-- Records for this exercise --
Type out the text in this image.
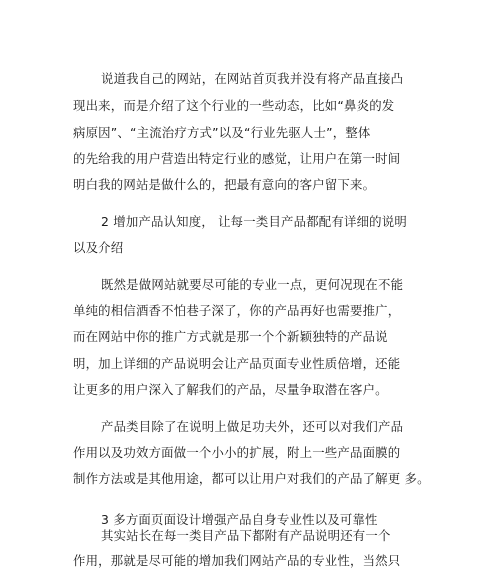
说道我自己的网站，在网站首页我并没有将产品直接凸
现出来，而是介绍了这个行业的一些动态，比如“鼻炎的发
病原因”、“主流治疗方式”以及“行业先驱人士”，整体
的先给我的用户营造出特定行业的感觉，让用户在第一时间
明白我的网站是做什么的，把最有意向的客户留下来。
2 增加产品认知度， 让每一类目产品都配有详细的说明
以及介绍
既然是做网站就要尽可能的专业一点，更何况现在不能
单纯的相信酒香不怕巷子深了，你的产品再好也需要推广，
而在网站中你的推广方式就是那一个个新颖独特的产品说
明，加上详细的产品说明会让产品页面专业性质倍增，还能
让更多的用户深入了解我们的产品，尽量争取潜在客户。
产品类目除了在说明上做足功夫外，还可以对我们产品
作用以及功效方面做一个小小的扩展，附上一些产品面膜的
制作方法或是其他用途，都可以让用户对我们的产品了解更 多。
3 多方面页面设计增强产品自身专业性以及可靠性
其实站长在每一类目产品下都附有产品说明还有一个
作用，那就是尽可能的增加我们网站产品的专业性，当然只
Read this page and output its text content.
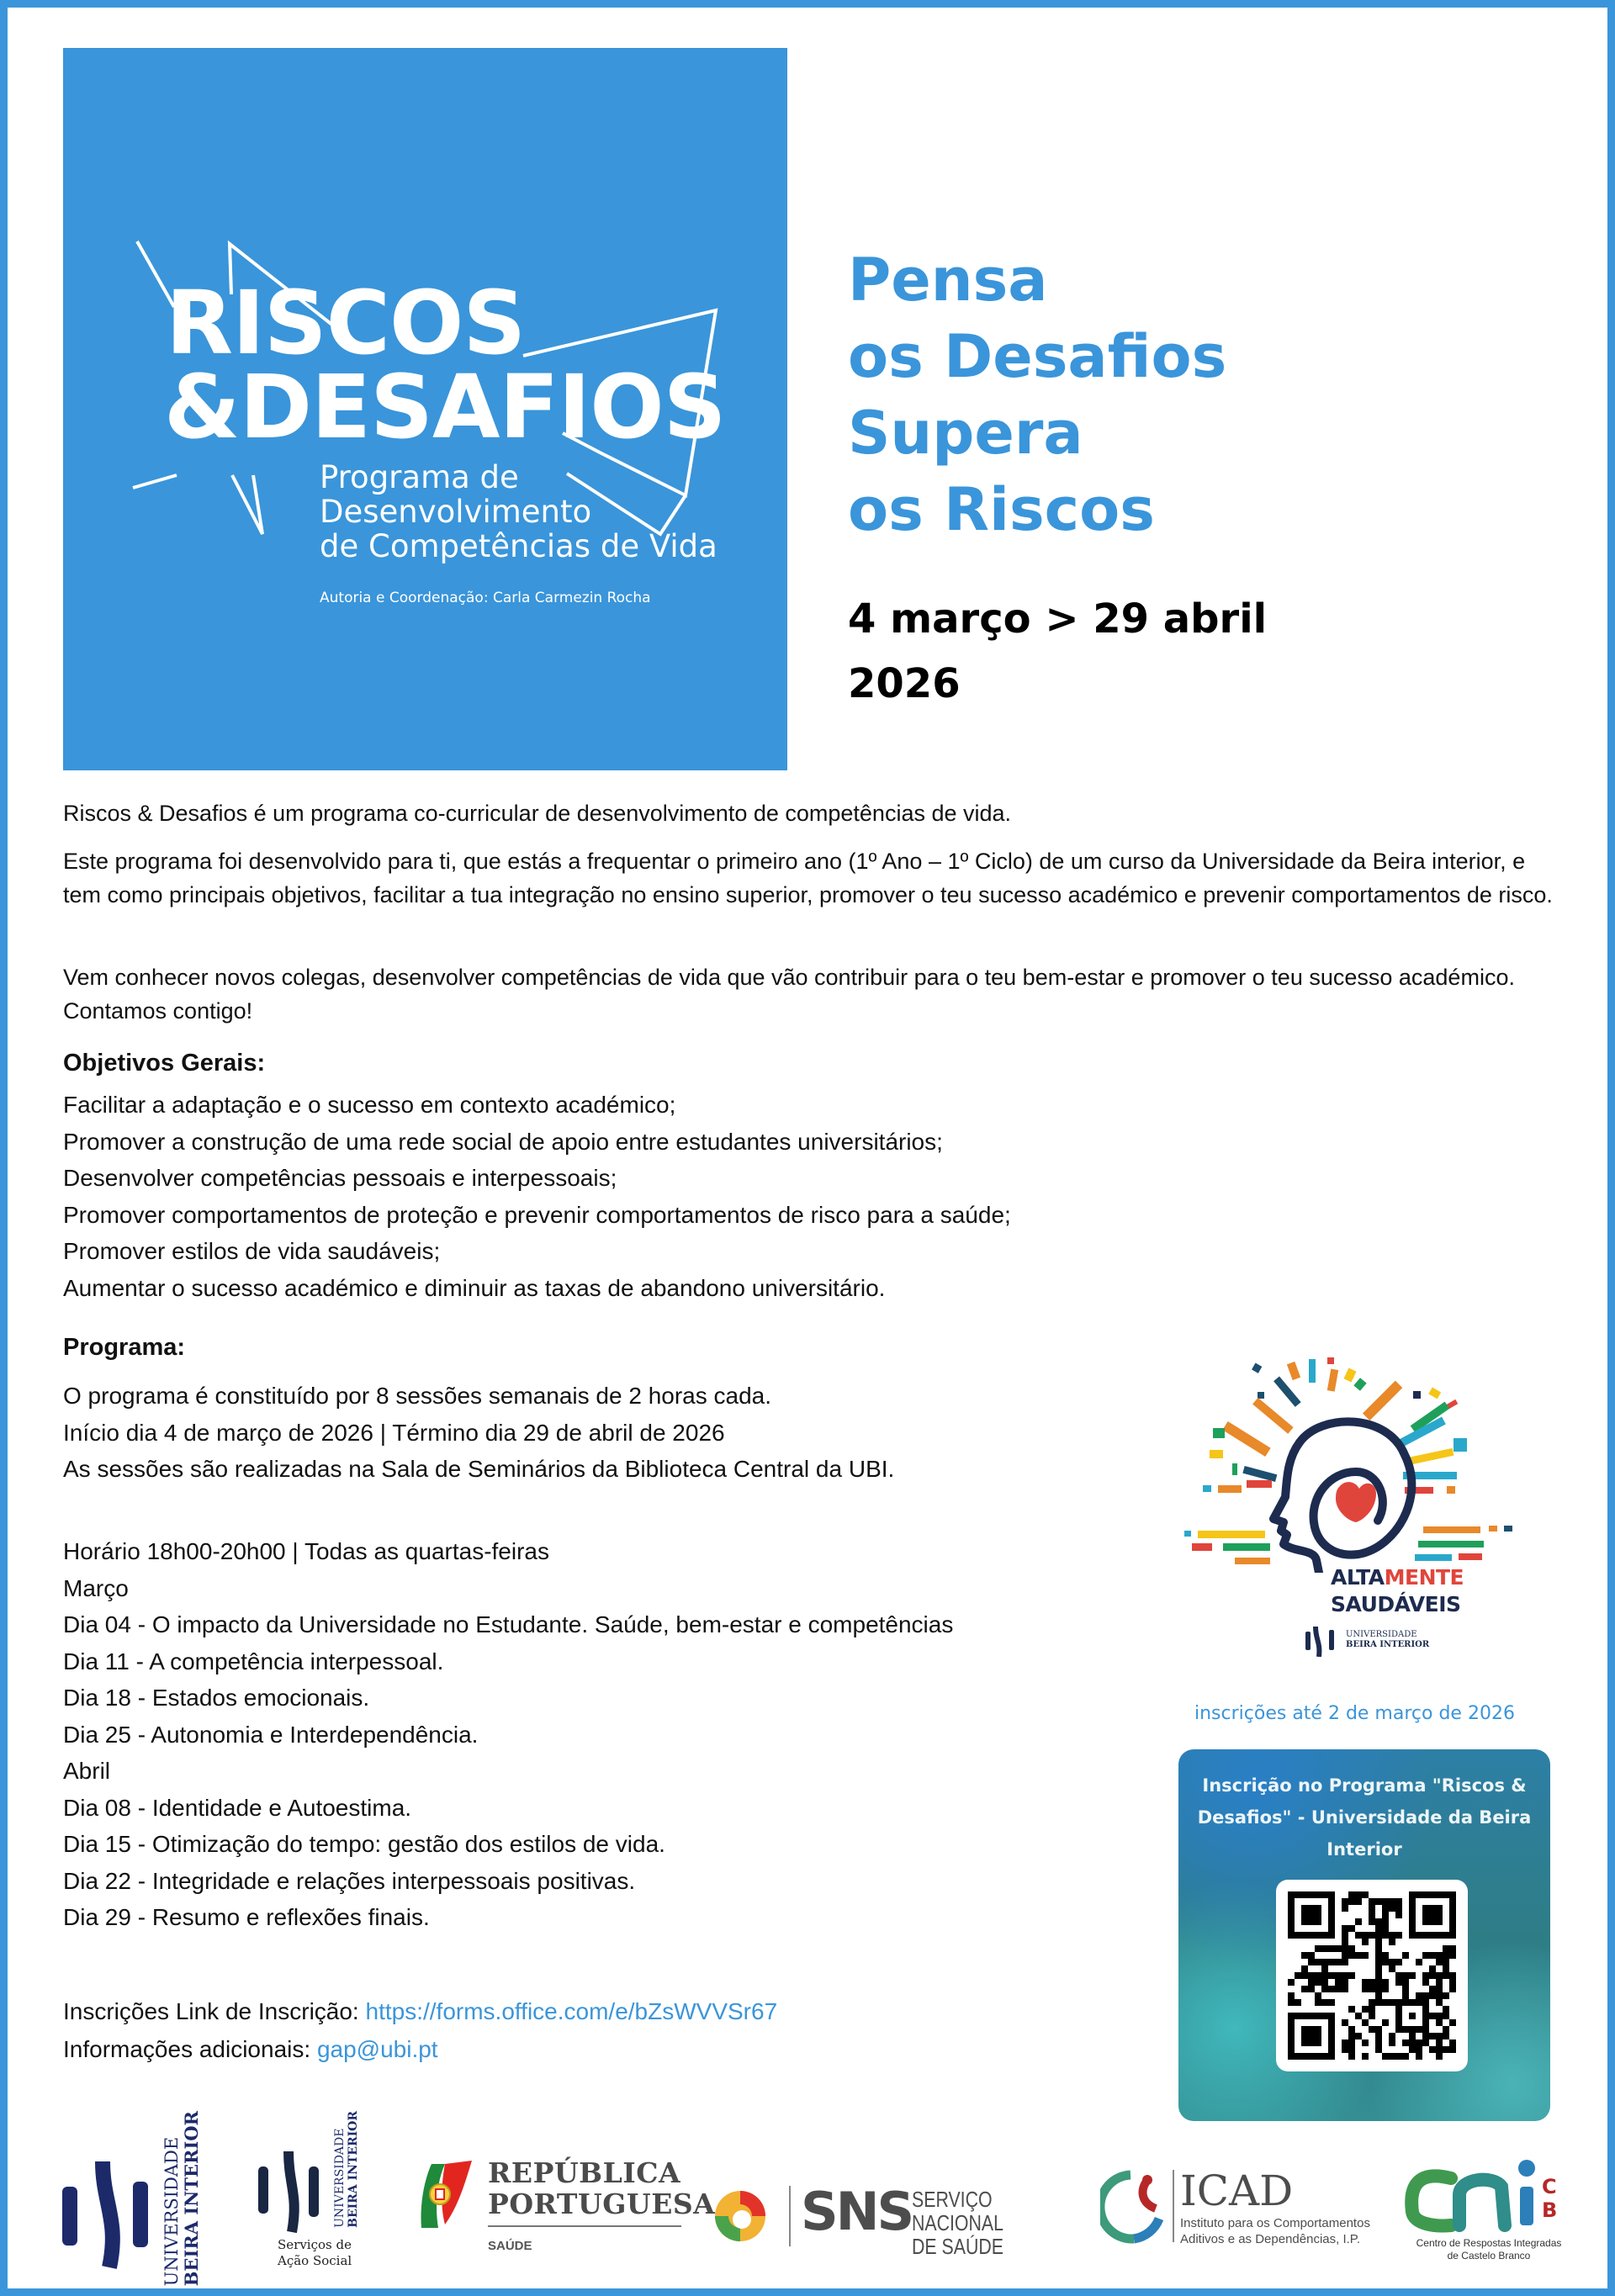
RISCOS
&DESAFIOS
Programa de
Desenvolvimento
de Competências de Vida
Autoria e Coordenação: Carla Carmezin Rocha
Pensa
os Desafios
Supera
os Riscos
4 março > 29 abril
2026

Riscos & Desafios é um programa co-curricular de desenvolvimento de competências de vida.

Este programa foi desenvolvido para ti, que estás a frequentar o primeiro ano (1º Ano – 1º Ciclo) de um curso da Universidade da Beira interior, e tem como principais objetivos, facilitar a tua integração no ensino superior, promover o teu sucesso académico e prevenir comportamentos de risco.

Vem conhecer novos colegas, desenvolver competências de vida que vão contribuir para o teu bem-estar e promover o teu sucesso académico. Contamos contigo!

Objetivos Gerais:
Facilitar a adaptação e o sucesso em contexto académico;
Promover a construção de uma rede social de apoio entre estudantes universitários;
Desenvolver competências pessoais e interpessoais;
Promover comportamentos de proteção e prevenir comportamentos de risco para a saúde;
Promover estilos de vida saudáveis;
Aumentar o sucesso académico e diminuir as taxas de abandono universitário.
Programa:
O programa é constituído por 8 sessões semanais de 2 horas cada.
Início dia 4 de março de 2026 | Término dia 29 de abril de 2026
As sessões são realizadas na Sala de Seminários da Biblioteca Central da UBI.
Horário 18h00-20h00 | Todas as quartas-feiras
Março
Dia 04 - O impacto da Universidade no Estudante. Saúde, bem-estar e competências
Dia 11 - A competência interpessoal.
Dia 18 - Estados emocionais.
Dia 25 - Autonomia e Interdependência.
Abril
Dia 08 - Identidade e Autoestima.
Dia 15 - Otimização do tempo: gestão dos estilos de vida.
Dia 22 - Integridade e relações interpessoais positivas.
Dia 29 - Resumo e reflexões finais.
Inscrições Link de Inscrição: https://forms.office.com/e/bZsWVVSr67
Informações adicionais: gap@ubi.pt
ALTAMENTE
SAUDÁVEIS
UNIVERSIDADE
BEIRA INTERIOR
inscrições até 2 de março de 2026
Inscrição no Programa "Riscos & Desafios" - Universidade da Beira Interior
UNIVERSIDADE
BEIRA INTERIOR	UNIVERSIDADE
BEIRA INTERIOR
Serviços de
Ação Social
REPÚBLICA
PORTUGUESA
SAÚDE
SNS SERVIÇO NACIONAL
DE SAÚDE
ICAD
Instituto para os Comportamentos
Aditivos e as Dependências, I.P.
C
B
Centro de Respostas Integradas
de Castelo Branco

-- Description of the task --
Locate the string "sessões" in the listing above and copy every line where it occurs.

-- Reply to the task --
O programa é constituído por 8 sessões semanais de 2 horas cada.
As sessões são realizadas na Sala de Seminários da Biblioteca Central da UBI.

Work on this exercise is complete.